**Excerpted data:**

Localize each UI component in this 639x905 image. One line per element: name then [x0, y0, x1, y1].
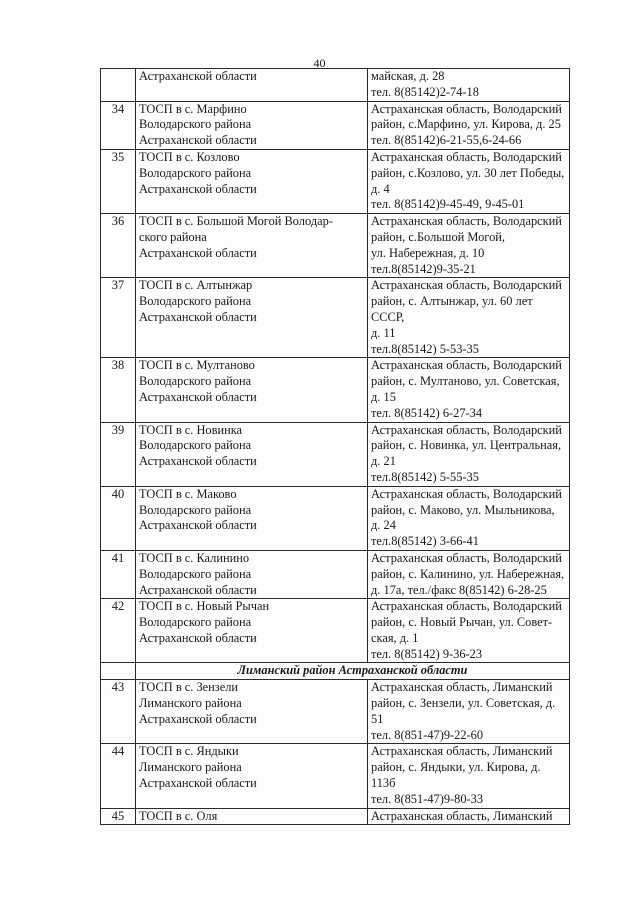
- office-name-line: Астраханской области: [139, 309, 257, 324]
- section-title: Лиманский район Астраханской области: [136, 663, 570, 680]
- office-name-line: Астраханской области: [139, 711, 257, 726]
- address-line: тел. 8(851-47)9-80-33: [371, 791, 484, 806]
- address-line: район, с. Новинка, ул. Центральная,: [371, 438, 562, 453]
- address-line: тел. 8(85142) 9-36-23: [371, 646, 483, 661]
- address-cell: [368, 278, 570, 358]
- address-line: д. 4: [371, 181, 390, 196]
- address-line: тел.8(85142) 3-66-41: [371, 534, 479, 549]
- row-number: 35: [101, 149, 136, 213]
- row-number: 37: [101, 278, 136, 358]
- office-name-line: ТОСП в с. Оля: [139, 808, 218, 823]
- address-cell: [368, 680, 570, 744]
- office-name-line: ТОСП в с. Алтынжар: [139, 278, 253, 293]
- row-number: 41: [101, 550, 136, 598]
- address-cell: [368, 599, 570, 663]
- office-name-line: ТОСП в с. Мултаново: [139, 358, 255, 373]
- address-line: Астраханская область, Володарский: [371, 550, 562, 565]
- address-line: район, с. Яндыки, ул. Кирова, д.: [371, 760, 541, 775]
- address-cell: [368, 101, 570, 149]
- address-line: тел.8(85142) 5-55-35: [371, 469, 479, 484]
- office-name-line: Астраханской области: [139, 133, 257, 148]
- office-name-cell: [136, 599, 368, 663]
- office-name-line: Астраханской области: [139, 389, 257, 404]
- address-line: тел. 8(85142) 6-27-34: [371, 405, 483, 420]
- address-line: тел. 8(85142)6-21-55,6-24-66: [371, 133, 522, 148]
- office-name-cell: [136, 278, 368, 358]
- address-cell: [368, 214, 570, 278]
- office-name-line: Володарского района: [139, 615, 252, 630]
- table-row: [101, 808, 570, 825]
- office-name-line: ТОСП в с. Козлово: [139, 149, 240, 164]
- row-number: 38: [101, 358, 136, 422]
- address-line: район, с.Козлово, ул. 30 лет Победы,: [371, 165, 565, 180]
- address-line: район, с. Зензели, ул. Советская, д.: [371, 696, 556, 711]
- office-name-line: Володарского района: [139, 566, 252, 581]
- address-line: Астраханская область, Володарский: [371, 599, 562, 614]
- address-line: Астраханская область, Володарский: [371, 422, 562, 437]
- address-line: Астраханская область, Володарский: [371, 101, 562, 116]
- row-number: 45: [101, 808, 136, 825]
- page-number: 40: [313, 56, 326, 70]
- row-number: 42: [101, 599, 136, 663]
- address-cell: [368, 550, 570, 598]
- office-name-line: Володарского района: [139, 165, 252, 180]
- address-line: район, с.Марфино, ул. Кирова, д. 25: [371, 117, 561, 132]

**Set task:** Please retype every row above word for word, leaving out the pictures.

**Reply:**
Localize each UI component in this 639x905 image. One line per element: name then [x0, y0, x1, y1].
- office-name-line: Астраханской области: [139, 309, 257, 324]
- section-title: Лиманский район Астраханской области: [136, 663, 570, 680]
- office-name-line: Астраханской области: [139, 711, 257, 726]
- address-line: тел. 8(851-47)9-80-33: [371, 791, 484, 806]
- address-line: район, с. Новинка, ул. Центральная,: [371, 438, 562, 453]
- address-line: тел. 8(85142) 9-36-23: [371, 646, 483, 661]
- address-cell: [368, 278, 570, 358]
- address-line: д. 4: [371, 181, 390, 196]
- address-line: тел.8(85142) 3-66-41: [371, 534, 479, 549]
- row-number: 35: [101, 149, 136, 213]
- row-number: 37: [101, 278, 136, 358]
- office-name-line: ТОСП в с. Оля: [139, 808, 218, 823]
- address-cell: [368, 680, 570, 744]
- office-name-line: ТОСП в с. Алтынжар: [139, 278, 253, 293]
- row-number: 41: [101, 550, 136, 598]
- address-cell: [368, 599, 570, 663]
- office-name-line: ТОСП в с. Мултаново: [139, 358, 255, 373]
- address-line: Астраханская область, Володарский: [371, 550, 562, 565]
- address-line: район, с. Яндыки, ул. Кирова, д.: [371, 760, 541, 775]
- address-cell: [368, 101, 570, 149]
- address-line: тел.8(85142) 5-55-35: [371, 469, 479, 484]
- office-name-line: Астраханской области: [139, 133, 257, 148]
- office-name-cell: [136, 599, 368, 663]
- office-name-line: Астраханской области: [139, 389, 257, 404]
- address-line: тел. 8(85142) 6-27-34: [371, 405, 483, 420]
- address-line: тел. 8(85142)6-21-55,6-24-66: [371, 133, 522, 148]
- office-name-cell: [136, 278, 368, 358]
- address-cell: [368, 214, 570, 278]
- office-name-line: Володарского района: [139, 615, 252, 630]
- table-row: [101, 808, 570, 825]
- office-name-line: ТОСП в с. Козлово: [139, 149, 240, 164]
- row-number: 38: [101, 358, 136, 422]
- address-line: район, с.Козлово, ул. 30 лет Победы,: [371, 165, 565, 180]
- address-line: район, с. Зензели, ул. Советская, д.: [371, 696, 556, 711]
- office-name-line: Володарского района: [139, 566, 252, 581]
- address-line: Астраханская область, Володарский: [371, 599, 562, 614]
- address-line: Астраханская область, Володарский: [371, 422, 562, 437]
- address-line: Астраханская область, Володарский: [371, 101, 562, 116]
- row-number: 45: [101, 808, 136, 825]
- page-number: 40: [313, 56, 326, 70]
- row-number: 42: [101, 599, 136, 663]
- address-cell: [368, 550, 570, 598]
- office-name-line: Володарского района: [139, 165, 252, 180]
- address-line: район, с.Марфино, ул. Кирова, д. 25: [371, 117, 561, 132]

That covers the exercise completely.